======== Dataset records ========
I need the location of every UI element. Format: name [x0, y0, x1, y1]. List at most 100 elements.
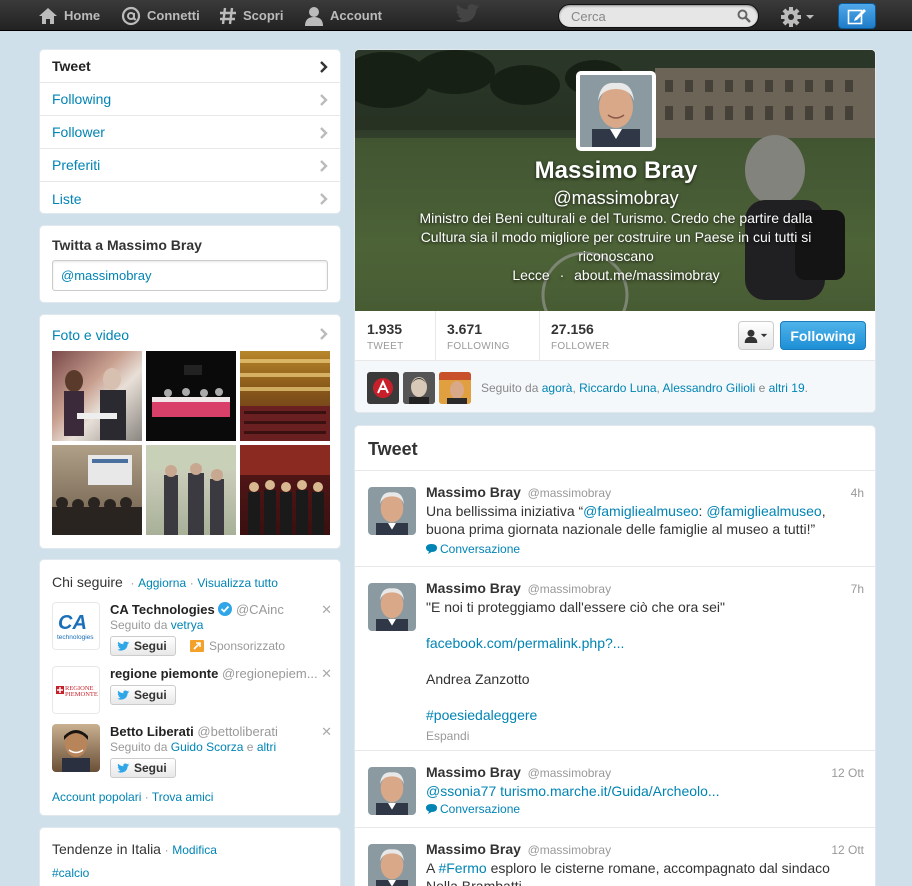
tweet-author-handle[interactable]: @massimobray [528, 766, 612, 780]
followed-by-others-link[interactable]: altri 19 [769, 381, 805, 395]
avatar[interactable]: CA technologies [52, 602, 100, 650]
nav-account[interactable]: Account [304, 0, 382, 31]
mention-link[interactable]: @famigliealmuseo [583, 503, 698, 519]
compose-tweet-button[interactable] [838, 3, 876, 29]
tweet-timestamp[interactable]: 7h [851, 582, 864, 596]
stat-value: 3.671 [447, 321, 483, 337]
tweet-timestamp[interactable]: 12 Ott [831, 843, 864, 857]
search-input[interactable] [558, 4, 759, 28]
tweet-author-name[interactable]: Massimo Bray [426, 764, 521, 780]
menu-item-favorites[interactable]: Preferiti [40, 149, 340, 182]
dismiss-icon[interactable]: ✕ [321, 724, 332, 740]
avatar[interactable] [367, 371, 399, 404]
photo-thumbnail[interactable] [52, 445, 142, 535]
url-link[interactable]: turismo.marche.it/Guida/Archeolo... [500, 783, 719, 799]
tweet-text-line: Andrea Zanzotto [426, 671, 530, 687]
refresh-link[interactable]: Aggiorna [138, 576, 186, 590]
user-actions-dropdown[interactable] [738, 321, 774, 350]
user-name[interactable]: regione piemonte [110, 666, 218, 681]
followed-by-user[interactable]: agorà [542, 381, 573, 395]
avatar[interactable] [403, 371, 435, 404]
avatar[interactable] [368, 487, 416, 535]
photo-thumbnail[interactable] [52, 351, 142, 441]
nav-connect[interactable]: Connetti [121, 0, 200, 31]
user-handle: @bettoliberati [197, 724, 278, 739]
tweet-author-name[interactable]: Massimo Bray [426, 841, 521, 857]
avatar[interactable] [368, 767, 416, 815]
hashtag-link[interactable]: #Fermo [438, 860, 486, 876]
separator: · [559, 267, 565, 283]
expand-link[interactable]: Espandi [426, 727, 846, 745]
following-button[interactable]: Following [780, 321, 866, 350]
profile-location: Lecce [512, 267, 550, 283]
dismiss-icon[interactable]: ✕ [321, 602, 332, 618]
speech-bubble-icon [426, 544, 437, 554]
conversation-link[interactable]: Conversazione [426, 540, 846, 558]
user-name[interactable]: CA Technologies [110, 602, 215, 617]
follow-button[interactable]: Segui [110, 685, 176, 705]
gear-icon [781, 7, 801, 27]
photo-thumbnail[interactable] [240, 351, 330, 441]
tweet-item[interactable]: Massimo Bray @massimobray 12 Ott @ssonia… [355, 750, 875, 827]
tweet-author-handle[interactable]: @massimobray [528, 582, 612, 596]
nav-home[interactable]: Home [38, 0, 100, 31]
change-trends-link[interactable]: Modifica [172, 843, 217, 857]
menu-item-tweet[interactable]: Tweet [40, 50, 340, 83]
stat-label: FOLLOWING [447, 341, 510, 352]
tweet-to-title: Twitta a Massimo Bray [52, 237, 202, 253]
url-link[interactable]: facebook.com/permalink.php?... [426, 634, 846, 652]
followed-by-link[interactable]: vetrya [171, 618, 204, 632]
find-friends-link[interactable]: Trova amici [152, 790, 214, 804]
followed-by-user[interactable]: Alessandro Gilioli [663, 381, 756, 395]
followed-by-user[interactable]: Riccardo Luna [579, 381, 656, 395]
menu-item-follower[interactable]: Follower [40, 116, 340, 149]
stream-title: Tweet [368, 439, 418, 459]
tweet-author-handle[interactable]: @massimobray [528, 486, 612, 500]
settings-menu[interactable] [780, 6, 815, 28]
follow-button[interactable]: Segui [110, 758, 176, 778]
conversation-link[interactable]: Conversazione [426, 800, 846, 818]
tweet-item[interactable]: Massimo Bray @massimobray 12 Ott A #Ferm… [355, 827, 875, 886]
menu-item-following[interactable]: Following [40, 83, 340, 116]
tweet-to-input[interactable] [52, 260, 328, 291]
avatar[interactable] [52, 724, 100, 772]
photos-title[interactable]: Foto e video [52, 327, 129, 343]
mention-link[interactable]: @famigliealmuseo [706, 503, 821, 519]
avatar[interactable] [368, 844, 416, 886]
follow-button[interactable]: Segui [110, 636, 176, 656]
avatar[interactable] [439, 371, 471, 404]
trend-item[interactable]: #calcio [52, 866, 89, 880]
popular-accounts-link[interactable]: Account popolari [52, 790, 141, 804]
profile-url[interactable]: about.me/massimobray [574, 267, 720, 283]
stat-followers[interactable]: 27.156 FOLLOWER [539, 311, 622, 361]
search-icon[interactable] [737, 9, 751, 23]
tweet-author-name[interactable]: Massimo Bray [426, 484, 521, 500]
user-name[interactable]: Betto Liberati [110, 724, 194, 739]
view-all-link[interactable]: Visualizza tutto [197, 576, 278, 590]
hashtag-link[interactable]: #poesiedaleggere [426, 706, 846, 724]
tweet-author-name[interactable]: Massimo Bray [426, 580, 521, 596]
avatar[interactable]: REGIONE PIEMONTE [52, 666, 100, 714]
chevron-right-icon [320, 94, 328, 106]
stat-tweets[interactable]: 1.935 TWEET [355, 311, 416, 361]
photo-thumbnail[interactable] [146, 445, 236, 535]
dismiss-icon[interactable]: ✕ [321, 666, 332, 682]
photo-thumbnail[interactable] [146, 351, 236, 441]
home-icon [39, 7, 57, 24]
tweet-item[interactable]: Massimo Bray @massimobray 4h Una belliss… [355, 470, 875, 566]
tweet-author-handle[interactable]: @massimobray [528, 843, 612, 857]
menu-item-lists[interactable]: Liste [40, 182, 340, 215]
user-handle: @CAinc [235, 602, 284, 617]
========
What to produce: Copy out every line of the material above word for word, leaving out the pictures.

Exercise solution:
I need the location of every UI element. Format: name [x0, y0, x1, y1]. List at most 100 elements.
tweet-author-handle[interactable]: @massimobray [528, 766, 612, 780]
followed-by-others-link[interactable]: altri 19 [769, 381, 805, 395]
avatar[interactable]: CA technologies [52, 602, 100, 650]
nav-account[interactable]: Account [304, 0, 382, 31]
mention-link[interactable]: @famigliealmuseo [583, 503, 698, 519]
compose-tweet-button[interactable] [838, 3, 876, 29]
tweet-timestamp[interactable]: 7h [851, 582, 864, 596]
stat-value: 3.671 [447, 321, 483, 337]
tweet-timestamp[interactable]: 12 Ott [831, 843, 864, 857]
search-input[interactable] [558, 4, 759, 28]
tweet-author-name[interactable]: Massimo Bray [426, 764, 521, 780]
menu-item-favorites[interactable]: Preferiti [40, 149, 340, 182]
dismiss-icon[interactable]: ✕ [321, 724, 332, 740]
avatar[interactable] [367, 371, 399, 404]
photo-thumbnail[interactable] [52, 445, 142, 535]
url-link[interactable]: turismo.marche.it/Guida/Archeolo... [500, 783, 719, 799]
tweet-text-line: Andrea Zanzotto [426, 671, 530, 687]
refresh-link[interactable]: Aggiorna [138, 576, 186, 590]
user-actions-dropdown[interactable] [738, 321, 774, 350]
user-name[interactable]: regione piemonte [110, 666, 218, 681]
followed-by-user[interactable]: agorà [542, 381, 573, 395]
avatar[interactable] [403, 371, 435, 404]
avatar[interactable] [368, 487, 416, 535]
photo-thumbnail[interactable] [52, 351, 142, 441]
nav-connect[interactable]: Connetti [121, 0, 200, 31]
user-handle: @bettoliberati [197, 724, 278, 739]
tweet-author-name[interactable]: Massimo Bray [426, 841, 521, 857]
avatar[interactable] [368, 767, 416, 815]
hashtag-link[interactable]: #Fermo [438, 860, 486, 876]
separator: · [559, 267, 565, 283]
expand-link[interactable]: Espandi [426, 727, 846, 745]
following-button[interactable]: Following [780, 321, 866, 350]
profile-location: Lecce [512, 267, 550, 283]
dismiss-icon[interactable]: ✕ [321, 602, 332, 618]
speech-bubble-icon [426, 544, 437, 554]
conversation-link[interactable]: Conversazione [426, 540, 846, 558]
user-name[interactable]: CA Technologies [110, 602, 215, 617]
follow-button[interactable]: Segui [110, 685, 176, 705]
gear-icon [781, 7, 801, 27]
photo-thumbnail[interactable] [240, 351, 330, 441]
tweet-item[interactable]: Massimo Bray @massimobray 12 Ott @ssonia… [355, 750, 875, 827]
tweet-author-handle[interactable]: @massimobray [528, 582, 612, 596]
nav-home[interactable]: Home [38, 0, 100, 31]
change-trends-link[interactable]: Modifica [172, 843, 217, 857]
menu-item-tweet[interactable]: Tweet [40, 50, 340, 83]
stat-label: FOLLOWING [447, 341, 510, 352]
tweet-to-title: Twitta a Massimo Bray [52, 237, 202, 253]
url-link[interactable]: facebook.com/permalink.php?... [426, 634, 846, 652]
followed-by-link[interactable]: vetrya [171, 618, 204, 632]
find-friends-link[interactable]: Trova amici [152, 790, 214, 804]
followed-by-user[interactable]: Alessandro Gilioli [663, 381, 756, 395]
followed-by-user[interactable]: Riccardo Luna [579, 381, 656, 395]
menu-item-follower[interactable]: Follower [40, 116, 340, 149]
stream-title: Tweet [368, 439, 418, 459]
tweet-author-handle[interactable]: @massimobray [528, 486, 612, 500]
settings-menu[interactable] [780, 6, 815, 28]
follow-button[interactable]: Segui [110, 758, 176, 778]
conversation-link[interactable]: Conversazione [426, 800, 846, 818]
tweet-item[interactable]: Massimo Bray @massimobray 12 Ott A #Ferm… [355, 827, 875, 886]
menu-item-following[interactable]: Following [40, 83, 340, 116]
tweet-to-input[interactable] [52, 260, 328, 291]
avatar[interactable] [52, 724, 100, 772]
photos-title[interactable]: Foto e video [52, 327, 129, 343]
mention-link[interactable]: @famigliealmuseo [706, 503, 821, 519]
avatar[interactable] [368, 844, 416, 886]
follow-button[interactable]: Segui [110, 636, 176, 656]
avatar[interactable] [439, 371, 471, 404]
trend-item[interactable]: #calcio [52, 866, 89, 880]
popular-accounts-link[interactable]: Account popolari [52, 790, 141, 804]
profile-url[interactable]: about.me/massimobray [574, 267, 720, 283]
stat-followers[interactable]: 27.156 FOLLOWER [539, 311, 622, 361]
search-icon[interactable] [737, 9, 751, 23]
tweet-author-name[interactable]: Massimo Bray [426, 484, 521, 500]
user-name[interactable]: Betto Liberati [110, 724, 194, 739]
view-all-link[interactable]: Visualizza tutto [197, 576, 278, 590]
hashtag-link[interactable]: #poesiedaleggere [426, 706, 846, 724]
tweet-author-name[interactable]: Massimo Bray [426, 580, 521, 596]
avatar[interactable]: REGIONE PIEMONTE [52, 666, 100, 714]
chevron-right-icon [320, 94, 328, 106]
stat-tweets[interactable]: 1.935 TWEET [355, 311, 416, 361]
photo-thumbnail[interactable] [146, 445, 236, 535]
dismiss-icon[interactable]: ✕ [321, 666, 332, 682]
photo-thumbnail[interactable] [146, 351, 236, 441]
home-icon [39, 7, 57, 24]
tweet-item[interactable]: Massimo Bray @massimobray 4h Una belliss… [355, 470, 875, 566]
tweet-author-handle[interactable]: @massimobray [528, 843, 612, 857]
menu-item-lists[interactable]: Liste [40, 182, 340, 215]
user-handle: @CAinc [235, 602, 284, 617]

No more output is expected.